▶ _Records provided_
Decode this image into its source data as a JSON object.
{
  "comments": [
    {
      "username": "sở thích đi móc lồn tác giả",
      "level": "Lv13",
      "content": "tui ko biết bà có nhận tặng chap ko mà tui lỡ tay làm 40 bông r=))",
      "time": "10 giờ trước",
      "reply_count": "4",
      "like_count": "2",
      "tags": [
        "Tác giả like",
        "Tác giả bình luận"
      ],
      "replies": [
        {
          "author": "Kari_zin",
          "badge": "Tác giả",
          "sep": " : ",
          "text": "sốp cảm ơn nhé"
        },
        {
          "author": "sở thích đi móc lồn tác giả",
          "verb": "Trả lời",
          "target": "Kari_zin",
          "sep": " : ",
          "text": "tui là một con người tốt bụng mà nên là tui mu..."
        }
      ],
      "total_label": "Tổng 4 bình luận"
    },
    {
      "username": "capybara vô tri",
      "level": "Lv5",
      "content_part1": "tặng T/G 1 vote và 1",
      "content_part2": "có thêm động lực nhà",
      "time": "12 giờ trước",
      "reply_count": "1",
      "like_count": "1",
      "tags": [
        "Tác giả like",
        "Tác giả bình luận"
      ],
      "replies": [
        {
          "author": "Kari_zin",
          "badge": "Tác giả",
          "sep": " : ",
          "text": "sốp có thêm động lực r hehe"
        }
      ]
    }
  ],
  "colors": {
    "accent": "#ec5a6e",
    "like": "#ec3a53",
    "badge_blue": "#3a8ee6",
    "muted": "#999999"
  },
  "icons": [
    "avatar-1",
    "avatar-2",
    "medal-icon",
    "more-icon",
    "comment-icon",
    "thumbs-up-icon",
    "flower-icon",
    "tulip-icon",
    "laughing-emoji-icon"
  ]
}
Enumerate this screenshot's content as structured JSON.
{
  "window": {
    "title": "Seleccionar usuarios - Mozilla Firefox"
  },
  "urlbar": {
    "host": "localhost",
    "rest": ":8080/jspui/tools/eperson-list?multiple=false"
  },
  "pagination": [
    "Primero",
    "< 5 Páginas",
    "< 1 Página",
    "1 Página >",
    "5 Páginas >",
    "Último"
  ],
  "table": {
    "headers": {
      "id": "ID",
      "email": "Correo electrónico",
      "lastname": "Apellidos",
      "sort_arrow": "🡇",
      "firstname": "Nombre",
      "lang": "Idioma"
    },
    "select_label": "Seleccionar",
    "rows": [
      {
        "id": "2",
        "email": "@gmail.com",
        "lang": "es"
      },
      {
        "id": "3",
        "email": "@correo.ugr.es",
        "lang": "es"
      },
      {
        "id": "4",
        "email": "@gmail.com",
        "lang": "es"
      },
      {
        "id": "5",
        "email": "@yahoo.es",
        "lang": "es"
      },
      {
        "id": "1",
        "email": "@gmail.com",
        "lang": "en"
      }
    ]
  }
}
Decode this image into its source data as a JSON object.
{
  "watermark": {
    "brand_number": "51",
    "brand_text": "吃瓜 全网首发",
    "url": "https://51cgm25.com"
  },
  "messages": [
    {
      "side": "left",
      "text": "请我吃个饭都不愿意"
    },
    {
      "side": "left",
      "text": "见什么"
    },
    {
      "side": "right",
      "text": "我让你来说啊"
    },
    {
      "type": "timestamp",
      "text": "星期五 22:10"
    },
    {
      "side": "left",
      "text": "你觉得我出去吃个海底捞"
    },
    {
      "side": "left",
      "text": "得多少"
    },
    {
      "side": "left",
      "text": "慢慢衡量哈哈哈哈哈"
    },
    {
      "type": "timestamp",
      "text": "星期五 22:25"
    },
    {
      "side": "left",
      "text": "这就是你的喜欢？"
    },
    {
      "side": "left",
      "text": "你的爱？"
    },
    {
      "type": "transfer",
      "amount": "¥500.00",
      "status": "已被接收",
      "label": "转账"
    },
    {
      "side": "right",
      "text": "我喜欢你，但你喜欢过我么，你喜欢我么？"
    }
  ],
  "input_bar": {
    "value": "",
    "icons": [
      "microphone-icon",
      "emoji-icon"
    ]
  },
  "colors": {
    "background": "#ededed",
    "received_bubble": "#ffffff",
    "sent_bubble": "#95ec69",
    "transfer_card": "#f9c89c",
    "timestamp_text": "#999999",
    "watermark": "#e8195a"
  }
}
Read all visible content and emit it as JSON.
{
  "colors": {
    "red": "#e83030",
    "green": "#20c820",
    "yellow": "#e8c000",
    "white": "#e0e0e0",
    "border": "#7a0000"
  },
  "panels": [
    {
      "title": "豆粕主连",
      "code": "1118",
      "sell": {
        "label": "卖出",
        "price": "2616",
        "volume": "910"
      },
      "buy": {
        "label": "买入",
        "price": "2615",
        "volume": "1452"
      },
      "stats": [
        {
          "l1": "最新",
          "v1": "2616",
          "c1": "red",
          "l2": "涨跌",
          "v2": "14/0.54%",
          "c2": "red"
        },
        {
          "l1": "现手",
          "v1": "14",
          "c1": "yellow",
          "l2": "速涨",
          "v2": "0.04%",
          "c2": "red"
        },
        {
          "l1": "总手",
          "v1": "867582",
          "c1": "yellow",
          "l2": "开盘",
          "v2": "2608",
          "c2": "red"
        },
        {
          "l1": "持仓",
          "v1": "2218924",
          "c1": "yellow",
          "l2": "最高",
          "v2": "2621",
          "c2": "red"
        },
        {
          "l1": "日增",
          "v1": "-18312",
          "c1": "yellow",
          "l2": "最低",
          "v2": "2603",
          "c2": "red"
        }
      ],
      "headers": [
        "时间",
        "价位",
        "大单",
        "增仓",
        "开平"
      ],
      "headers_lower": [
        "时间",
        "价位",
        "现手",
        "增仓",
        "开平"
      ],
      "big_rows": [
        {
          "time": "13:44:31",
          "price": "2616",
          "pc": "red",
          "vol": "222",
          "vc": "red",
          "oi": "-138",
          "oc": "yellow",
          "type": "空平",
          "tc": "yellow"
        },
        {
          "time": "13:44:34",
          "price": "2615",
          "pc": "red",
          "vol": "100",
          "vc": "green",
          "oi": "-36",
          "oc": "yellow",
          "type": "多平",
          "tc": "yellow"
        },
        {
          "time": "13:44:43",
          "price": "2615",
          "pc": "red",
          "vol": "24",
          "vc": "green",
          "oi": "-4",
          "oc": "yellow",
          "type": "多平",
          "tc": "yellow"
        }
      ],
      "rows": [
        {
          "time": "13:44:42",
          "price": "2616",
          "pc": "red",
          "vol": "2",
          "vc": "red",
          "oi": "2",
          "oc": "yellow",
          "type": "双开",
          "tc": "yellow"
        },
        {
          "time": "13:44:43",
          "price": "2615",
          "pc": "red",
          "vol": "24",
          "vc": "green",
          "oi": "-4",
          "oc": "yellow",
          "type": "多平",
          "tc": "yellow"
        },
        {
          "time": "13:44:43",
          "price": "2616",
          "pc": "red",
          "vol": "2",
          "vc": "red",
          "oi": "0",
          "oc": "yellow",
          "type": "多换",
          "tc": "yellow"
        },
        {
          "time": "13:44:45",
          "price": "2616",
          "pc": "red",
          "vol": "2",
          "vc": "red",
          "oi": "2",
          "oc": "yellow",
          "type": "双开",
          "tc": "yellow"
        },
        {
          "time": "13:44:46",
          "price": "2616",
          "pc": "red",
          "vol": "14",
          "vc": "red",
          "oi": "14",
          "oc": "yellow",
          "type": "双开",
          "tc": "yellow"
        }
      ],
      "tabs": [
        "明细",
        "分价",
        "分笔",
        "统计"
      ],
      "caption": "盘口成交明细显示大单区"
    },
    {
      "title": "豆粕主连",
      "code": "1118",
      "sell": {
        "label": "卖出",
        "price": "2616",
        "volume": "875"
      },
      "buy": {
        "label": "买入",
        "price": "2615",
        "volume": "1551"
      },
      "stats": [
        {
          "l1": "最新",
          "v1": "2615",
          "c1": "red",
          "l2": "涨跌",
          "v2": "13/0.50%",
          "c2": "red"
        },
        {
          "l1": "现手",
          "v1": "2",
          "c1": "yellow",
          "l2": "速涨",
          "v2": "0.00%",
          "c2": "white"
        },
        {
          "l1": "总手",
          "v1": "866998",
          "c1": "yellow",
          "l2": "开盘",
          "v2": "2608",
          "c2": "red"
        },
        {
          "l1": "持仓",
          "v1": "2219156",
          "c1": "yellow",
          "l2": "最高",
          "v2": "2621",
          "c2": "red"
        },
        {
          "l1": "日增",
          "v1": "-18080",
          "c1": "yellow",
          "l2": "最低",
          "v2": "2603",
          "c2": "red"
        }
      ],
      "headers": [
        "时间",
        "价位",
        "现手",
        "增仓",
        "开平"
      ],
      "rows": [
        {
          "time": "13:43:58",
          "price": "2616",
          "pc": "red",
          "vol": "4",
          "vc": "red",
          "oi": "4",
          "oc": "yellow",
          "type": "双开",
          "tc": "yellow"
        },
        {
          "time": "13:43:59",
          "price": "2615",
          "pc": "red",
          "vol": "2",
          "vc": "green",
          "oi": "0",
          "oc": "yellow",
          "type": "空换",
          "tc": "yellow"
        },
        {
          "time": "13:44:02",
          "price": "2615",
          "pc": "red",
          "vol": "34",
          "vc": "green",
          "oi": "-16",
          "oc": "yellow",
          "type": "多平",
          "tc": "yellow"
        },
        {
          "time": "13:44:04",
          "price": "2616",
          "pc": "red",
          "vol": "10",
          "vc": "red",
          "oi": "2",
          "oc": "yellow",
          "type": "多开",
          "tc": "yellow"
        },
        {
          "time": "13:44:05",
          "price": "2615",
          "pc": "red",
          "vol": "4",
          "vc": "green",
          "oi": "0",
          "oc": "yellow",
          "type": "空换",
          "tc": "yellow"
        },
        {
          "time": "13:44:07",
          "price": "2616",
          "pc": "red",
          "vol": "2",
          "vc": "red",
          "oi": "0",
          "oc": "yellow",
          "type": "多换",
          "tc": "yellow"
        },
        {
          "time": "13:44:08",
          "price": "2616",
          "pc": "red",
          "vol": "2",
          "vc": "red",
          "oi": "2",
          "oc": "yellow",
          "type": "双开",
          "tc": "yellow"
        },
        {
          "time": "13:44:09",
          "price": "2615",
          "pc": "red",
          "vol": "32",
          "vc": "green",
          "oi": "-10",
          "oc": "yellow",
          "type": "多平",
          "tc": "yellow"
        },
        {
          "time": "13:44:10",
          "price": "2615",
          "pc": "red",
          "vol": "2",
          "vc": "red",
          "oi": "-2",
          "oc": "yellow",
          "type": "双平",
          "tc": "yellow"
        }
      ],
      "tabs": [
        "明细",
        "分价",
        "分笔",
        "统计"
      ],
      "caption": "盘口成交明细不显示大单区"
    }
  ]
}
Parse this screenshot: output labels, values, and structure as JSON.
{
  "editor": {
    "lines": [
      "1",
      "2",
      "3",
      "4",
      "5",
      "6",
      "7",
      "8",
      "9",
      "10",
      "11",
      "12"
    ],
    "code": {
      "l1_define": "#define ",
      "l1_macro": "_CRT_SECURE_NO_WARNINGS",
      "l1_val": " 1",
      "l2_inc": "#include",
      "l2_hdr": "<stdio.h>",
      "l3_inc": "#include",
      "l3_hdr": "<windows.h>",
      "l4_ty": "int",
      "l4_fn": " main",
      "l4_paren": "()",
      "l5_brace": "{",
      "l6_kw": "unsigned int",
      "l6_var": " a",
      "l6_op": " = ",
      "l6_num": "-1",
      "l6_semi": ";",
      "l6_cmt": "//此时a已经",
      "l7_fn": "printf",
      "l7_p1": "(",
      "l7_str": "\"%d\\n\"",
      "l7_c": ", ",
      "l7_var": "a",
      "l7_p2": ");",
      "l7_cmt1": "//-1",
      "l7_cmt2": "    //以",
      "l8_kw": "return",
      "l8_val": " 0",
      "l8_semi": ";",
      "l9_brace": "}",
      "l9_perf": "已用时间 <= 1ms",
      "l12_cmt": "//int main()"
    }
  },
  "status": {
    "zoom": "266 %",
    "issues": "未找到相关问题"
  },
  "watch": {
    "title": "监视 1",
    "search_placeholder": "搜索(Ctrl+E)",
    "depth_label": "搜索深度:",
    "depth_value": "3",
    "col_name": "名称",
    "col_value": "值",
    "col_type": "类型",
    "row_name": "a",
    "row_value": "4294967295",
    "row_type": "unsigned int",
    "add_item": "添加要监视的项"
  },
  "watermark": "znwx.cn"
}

▶ _Task statement_
Lines of the listing that contain the word "tặng" are to be counted; report only their number.

▶ _Answer below_
2